TO BE DONE: Type out every line below exactly as it reads.

SOURCE RECORDS:
################

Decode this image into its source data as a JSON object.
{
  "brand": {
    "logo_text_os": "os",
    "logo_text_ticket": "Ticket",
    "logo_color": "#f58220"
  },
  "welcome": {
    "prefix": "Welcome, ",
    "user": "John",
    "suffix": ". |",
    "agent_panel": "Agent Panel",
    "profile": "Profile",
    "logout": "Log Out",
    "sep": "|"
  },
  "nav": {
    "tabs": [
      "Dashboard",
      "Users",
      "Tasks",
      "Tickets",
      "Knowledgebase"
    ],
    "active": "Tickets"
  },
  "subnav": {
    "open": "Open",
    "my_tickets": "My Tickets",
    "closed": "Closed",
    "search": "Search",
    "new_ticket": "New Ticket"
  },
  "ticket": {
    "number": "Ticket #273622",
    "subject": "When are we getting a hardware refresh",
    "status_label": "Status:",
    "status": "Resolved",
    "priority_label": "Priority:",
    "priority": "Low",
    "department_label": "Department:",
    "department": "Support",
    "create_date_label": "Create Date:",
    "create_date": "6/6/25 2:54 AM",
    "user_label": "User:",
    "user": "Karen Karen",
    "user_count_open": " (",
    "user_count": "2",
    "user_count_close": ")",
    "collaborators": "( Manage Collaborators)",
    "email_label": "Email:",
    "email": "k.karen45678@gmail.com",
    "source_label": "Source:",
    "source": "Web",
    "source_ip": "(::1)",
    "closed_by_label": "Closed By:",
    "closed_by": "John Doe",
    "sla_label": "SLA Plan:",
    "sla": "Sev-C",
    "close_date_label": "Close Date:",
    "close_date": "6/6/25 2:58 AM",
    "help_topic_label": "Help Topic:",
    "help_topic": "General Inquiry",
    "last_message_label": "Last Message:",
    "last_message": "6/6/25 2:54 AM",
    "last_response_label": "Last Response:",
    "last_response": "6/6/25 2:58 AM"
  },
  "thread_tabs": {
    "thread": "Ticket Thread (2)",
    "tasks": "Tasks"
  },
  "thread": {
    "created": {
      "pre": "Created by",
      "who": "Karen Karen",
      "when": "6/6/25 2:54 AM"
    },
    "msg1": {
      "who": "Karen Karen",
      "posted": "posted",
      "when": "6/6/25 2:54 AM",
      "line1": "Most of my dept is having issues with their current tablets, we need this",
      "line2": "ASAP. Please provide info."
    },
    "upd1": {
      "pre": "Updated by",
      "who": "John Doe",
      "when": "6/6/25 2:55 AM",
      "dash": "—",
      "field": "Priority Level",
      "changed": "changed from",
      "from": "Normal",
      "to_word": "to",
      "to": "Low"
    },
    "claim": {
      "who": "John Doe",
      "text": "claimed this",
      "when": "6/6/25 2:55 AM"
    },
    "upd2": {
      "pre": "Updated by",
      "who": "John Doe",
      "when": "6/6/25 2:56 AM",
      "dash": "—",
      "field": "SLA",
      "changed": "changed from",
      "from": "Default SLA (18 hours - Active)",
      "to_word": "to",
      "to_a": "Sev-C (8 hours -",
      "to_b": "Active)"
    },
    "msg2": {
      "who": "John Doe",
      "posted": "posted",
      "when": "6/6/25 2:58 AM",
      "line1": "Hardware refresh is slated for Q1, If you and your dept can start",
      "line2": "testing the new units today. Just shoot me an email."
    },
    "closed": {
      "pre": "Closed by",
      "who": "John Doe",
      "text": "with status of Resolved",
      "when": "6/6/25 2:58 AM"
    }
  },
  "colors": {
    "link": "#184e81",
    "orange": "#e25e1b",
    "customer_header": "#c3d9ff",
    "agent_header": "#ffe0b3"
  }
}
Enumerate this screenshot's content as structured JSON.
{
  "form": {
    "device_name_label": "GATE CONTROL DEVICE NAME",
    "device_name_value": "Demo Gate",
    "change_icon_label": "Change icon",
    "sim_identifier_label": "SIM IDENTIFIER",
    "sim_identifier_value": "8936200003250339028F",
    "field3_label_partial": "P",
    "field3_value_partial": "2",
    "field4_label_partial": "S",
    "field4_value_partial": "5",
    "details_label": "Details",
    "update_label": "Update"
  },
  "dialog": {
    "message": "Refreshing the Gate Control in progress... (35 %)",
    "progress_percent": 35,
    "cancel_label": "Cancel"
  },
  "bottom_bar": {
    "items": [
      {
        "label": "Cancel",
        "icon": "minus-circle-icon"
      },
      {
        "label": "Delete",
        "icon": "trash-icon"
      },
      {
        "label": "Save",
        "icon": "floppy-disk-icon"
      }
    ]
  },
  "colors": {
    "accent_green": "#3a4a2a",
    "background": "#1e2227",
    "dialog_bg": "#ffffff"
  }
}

################

TASK RESPONSE:
Decode this image into its source data as a JSON object.
{
  "brand": {
    "logo_text_os": "os",
    "logo_text_ticket": "Ticket",
    "logo_color": "#f58220"
  },
  "welcome": {
    "prefix": "Welcome, ",
    "user": "John",
    "suffix": ". |",
    "agent_panel": "Agent Panel",
    "profile": "Profile",
    "logout": "Log Out",
    "sep": "|"
  },
  "nav": {
    "tabs": [
      "Dashboard",
      "Users",
      "Tasks",
      "Tickets",
      "Knowledgebase"
    ],
    "active": "Tickets"
  },
  "subnav": {
    "open": "Open",
    "my_tickets": "My Tickets",
    "closed": "Closed",
    "search": "Search",
    "new_ticket": "New Ticket"
  },
  "ticket": {
    "number": "Ticket #273622",
    "subject": "When are we getting a hardware refresh",
    "status_label": "Status:",
    "status": "Resolved",
    "priority_label": "Priority:",
    "priority": "Low",
    "department_label": "Department:",
    "department": "Support",
    "create_date_label": "Create Date:",
    "create_date": "6/6/25 2:54 AM",
    "user_label": "User:",
    "user": "Karen Karen",
    "user_count_open": " (",
    "user_count": "2",
    "user_count_close": ")",
    "collaborators": "( Manage Collaborators)",
    "email_label": "Email:",
    "email": "k.karen45678@gmail.com",
    "source_label": "Source:",
    "source": "Web",
    "source_ip": "(::1)",
    "closed_by_label": "Closed By:",
    "closed_by": "John Doe",
    "sla_label": "SLA Plan:",
    "sla": "Sev-C",
    "close_date_label": "Close Date:",
    "close_date": "6/6/25 2:58 AM",
    "help_topic_label": "Help Topic:",
    "help_topic": "General Inquiry",
    "last_message_label": "Last Message:",
    "last_message": "6/6/25 2:54 AM",
    "last_response_label": "Last Response:",
    "last_response": "6/6/25 2:58 AM"
  },
  "thread_tabs": {
    "thread": "Ticket Thread (2)",
    "tasks": "Tasks"
  },
  "thread": {
    "created": {
      "pre": "Created by",
      "who": "Karen Karen",
      "when": "6/6/25 2:54 AM"
    },
    "msg1": {
      "who": "Karen Karen",
      "posted": "posted",
      "when": "6/6/25 2:54 AM",
      "line1": "Most of my dept is having issues with their current tablets, we need this",
      "line2": "ASAP. Please provide info."
    },
    "upd1": {
      "pre": "Updated by",
      "who": "John Doe",
      "when": "6/6/25 2:55 AM",
      "dash": "—",
      "field": "Priority Level",
      "changed": "changed from",
      "from": "Normal",
      "to_word": "to",
      "to": "Low"
    },
    "claim": {
      "who": "John Doe",
      "text": "claimed this",
      "when": "6/6/25 2:55 AM"
    },
    "upd2": {
      "pre": "Updated by",
      "who": "John Doe",
      "when": "6/6/25 2:56 AM",
      "dash": "—",
      "field": "SLA",
      "changed": "changed from",
      "from": "Default SLA (18 hours - Active)",
      "to_word": "to",
      "to_a": "Sev-C (8 hours -",
      "to_b": "Active)"
    },
    "msg2": {
      "who": "John Doe",
      "posted": "posted",
      "when": "6/6/25 2:58 AM",
      "line1": "Hardware refresh is slated for Q1, If you and your dept can start",
      "line2": "testing the new units today. Just shoot me an email."
    },
    "closed": {
      "pre": "Closed by",
      "who": "John Doe",
      "text": "with status of Resolved",
      "when": "6/6/25 2:58 AM"
    }
  },
  "colors": {
    "link": "#184e81",
    "orange": "#e25e1b",
    "customer_header": "#c3d9ff",
    "agent_header": "#ffe0b3"
  }
}
Enumerate this screenshot's content as structured JSON.
{
  "form": {
    "device_name_label": "GATE CONTROL DEVICE NAME",
    "device_name_value": "Demo Gate",
    "change_icon_label": "Change icon",
    "sim_identifier_label": "SIM IDENTIFIER",
    "sim_identifier_value": "8936200003250339028F",
    "field3_label_partial": "P",
    "field3_value_partial": "2",
    "field4_label_partial": "S",
    "field4_value_partial": "5",
    "details_label": "Details",
    "update_label": "Update"
  },
  "dialog": {
    "message": "Refreshing the Gate Control in progress... (35 %)",
    "progress_percent": 35,
    "cancel_label": "Cancel"
  },
  "bottom_bar": {
    "items": [
      {
        "label": "Cancel",
        "icon": "minus-circle-icon"
      },
      {
        "label": "Delete",
        "icon": "trash-icon"
      },
      {
        "label": "Save",
        "icon": "floppy-disk-icon"
      }
    ]
  },
  "colors": {
    "accent_green": "#3a4a2a",
    "background": "#1e2227",
    "dialog_bg": "#ffffff"
  }
}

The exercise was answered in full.